## WHAT IS EXPECTED
Output every entry exactly as written, but omit the pictures.
[GIVEN DATA start]
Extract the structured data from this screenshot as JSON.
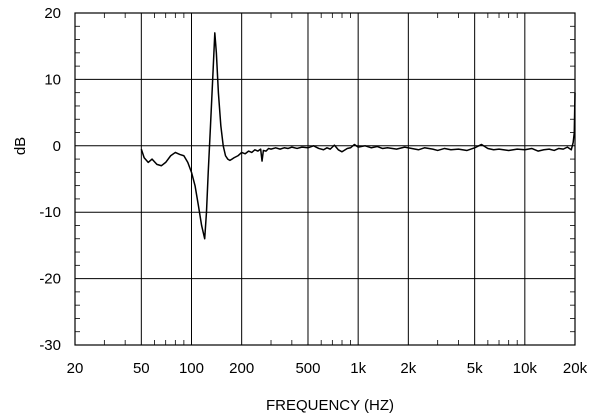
{
  "chart_data": {
    "type": "line",
    "xlabel": "FREQUENCY  (HZ)",
    "ylabel": "dB",
    "x_scale": "log",
    "xlim": [
      20,
      20000
    ],
    "ylim": [
      -30,
      20
    ],
    "grid": true,
    "x_ticks": [
      {
        "value": 20,
        "label": "20"
      },
      {
        "value": 50,
        "label": "50"
      },
      {
        "value": 100,
        "label": "100"
      },
      {
        "value": 200,
        "label": "200"
      },
      {
        "value": 500,
        "label": "500"
      },
      {
        "value": 1000,
        "label": "1k"
      },
      {
        "value": 2000,
        "label": "2k"
      },
      {
        "value": 5000,
        "label": "5k"
      },
      {
        "value": 10000,
        "label": "10k"
      },
      {
        "value": 20000,
        "label": "20k"
      }
    ],
    "y_ticks": [
      {
        "value": 20,
        "label": "20"
      },
      {
        "value": 10,
        "label": "10"
      },
      {
        "value": 0,
        "label": "0"
      },
      {
        "value": -10,
        "label": "-10"
      },
      {
        "value": -20,
        "label": "-20"
      },
      {
        "value": -30,
        "label": "-30"
      }
    ],
    "series": [
      {
        "color": "#000000",
        "x": [
          50,
          52,
          55,
          58,
          62,
          66,
          70,
          75,
          80,
          85,
          90,
          95,
          100,
          105,
          110,
          115,
          120,
          123,
          126,
          130,
          134,
          138,
          141,
          145,
          150,
          155,
          160,
          165,
          170,
          175,
          180,
          190,
          200,
          210,
          220,
          230,
          240,
          250,
          260,
          265,
          270,
          280,
          290,
          300,
          320,
          340,
          360,
          380,
          400,
          430,
          460,
          500,
          540,
          580,
          620,
          650,
          680,
          720,
          760,
          800,
          860,
          900,
          950,
          1000,
          1100,
          1200,
          1300,
          1400,
          1500,
          1700,
          1900,
          2100,
          2300,
          2500,
          2800,
          3000,
          3300,
          3600,
          4000,
          4500,
          5000,
          5500,
          6000,
          6500,
          7000,
          8000,
          9000,
          10000,
          11000,
          12000,
          13000,
          14000,
          15000,
          16000,
          17000,
          18000,
          19000,
          19500,
          19800,
          20000
        ],
        "y": [
          -0.5,
          -1.8,
          -2.5,
          -2.0,
          -2.8,
          -3.0,
          -2.5,
          -1.5,
          -1.0,
          -1.3,
          -1.5,
          -2.5,
          -4.0,
          -6.0,
          -9.0,
          -12.0,
          -14.0,
          -10.0,
          -4.0,
          3.0,
          10.0,
          17.0,
          14.0,
          8.0,
          3.0,
          0.0,
          -1.5,
          -2.0,
          -2.2,
          -2.0,
          -1.8,
          -1.5,
          -1.0,
          -1.2,
          -0.8,
          -1.0,
          -0.6,
          -0.8,
          -0.5,
          -2.3,
          -0.7,
          -0.8,
          -0.4,
          -0.5,
          -0.3,
          -0.5,
          -0.3,
          -0.4,
          -0.2,
          -0.4,
          -0.2,
          -0.3,
          0.0,
          -0.4,
          -0.6,
          -0.3,
          -0.5,
          0.1,
          -0.6,
          -0.9,
          -0.4,
          -0.3,
          0.2,
          -0.2,
          0.0,
          -0.3,
          -0.1,
          -0.4,
          -0.3,
          -0.5,
          -0.2,
          -0.4,
          -0.6,
          -0.3,
          -0.5,
          -0.7,
          -0.4,
          -0.6,
          -0.5,
          -0.7,
          -0.3,
          0.2,
          -0.4,
          -0.6,
          -0.5,
          -0.7,
          -0.5,
          -0.6,
          -0.4,
          -0.8,
          -0.6,
          -0.5,
          -0.7,
          -0.4,
          -0.5,
          -0.2,
          -0.6,
          0.5,
          2.0,
          8.0
        ]
      }
    ]
  }
}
[GIVEN DATA end]
## TASK RESULT
Extract the structured data from this screenshot as JSON.
{
  "chart_data": {
    "type": "line",
    "xlabel": "FREQUENCY  (HZ)",
    "ylabel": "dB",
    "x_scale": "log",
    "xlim": [
      20,
      20000
    ],
    "ylim": [
      -30,
      20
    ],
    "grid": true,
    "x_ticks": [
      {
        "value": 20,
        "label": "20"
      },
      {
        "value": 50,
        "label": "50"
      },
      {
        "value": 100,
        "label": "100"
      },
      {
        "value": 200,
        "label": "200"
      },
      {
        "value": 500,
        "label": "500"
      },
      {
        "value": 1000,
        "label": "1k"
      },
      {
        "value": 2000,
        "label": "2k"
      },
      {
        "value": 5000,
        "label": "5k"
      },
      {
        "value": 10000,
        "label": "10k"
      },
      {
        "value": 20000,
        "label": "20k"
      }
    ],
    "y_ticks": [
      {
        "value": 20,
        "label": "20"
      },
      {
        "value": 10,
        "label": "10"
      },
      {
        "value": 0,
        "label": "0"
      },
      {
        "value": -10,
        "label": "-10"
      },
      {
        "value": -20,
        "label": "-20"
      },
      {
        "value": -30,
        "label": "-30"
      }
    ],
    "series": [
      {
        "color": "#000000",
        "x": [
          50,
          52,
          55,
          58,
          62,
          66,
          70,
          75,
          80,
          85,
          90,
          95,
          100,
          105,
          110,
          115,
          120,
          123,
          126,
          130,
          134,
          138,
          141,
          145,
          150,
          155,
          160,
          165,
          170,
          175,
          180,
          190,
          200,
          210,
          220,
          230,
          240,
          250,
          260,
          265,
          270,
          280,
          290,
          300,
          320,
          340,
          360,
          380,
          400,
          430,
          460,
          500,
          540,
          580,
          620,
          650,
          680,
          720,
          760,
          800,
          860,
          900,
          950,
          1000,
          1100,
          1200,
          1300,
          1400,
          1500,
          1700,
          1900,
          2100,
          2300,
          2500,
          2800,
          3000,
          3300,
          3600,
          4000,
          4500,
          5000,
          5500,
          6000,
          6500,
          7000,
          8000,
          9000,
          10000,
          11000,
          12000,
          13000,
          14000,
          15000,
          16000,
          17000,
          18000,
          19000,
          19500,
          19800,
          20000
        ],
        "y": [
          -0.5,
          -1.8,
          -2.5,
          -2.0,
          -2.8,
          -3.0,
          -2.5,
          -1.5,
          -1.0,
          -1.3,
          -1.5,
          -2.5,
          -4.0,
          -6.0,
          -9.0,
          -12.0,
          -14.0,
          -10.0,
          -4.0,
          3.0,
          10.0,
          17.0,
          14.0,
          8.0,
          3.0,
          0.0,
          -1.5,
          -2.0,
          -2.2,
          -2.0,
          -1.8,
          -1.5,
          -1.0,
          -1.2,
          -0.8,
          -1.0,
          -0.6,
          -0.8,
          -0.5,
          -2.3,
          -0.7,
          -0.8,
          -0.4,
          -0.5,
          -0.3,
          -0.5,
          -0.3,
          -0.4,
          -0.2,
          -0.4,
          -0.2,
          -0.3,
          0.0,
          -0.4,
          -0.6,
          -0.3,
          -0.5,
          0.1,
          -0.6,
          -0.9,
          -0.4,
          -0.3,
          0.2,
          -0.2,
          0.0,
          -0.3,
          -0.1,
          -0.4,
          -0.3,
          -0.5,
          -0.2,
          -0.4,
          -0.6,
          -0.3,
          -0.5,
          -0.7,
          -0.4,
          -0.6,
          -0.5,
          -0.7,
          -0.3,
          0.2,
          -0.4,
          -0.6,
          -0.5,
          -0.7,
          -0.5,
          -0.6,
          -0.4,
          -0.8,
          -0.6,
          -0.5,
          -0.7,
          -0.4,
          -0.5,
          -0.2,
          -0.6,
          0.5,
          2.0,
          8.0
        ]
      }
    ]
  }
}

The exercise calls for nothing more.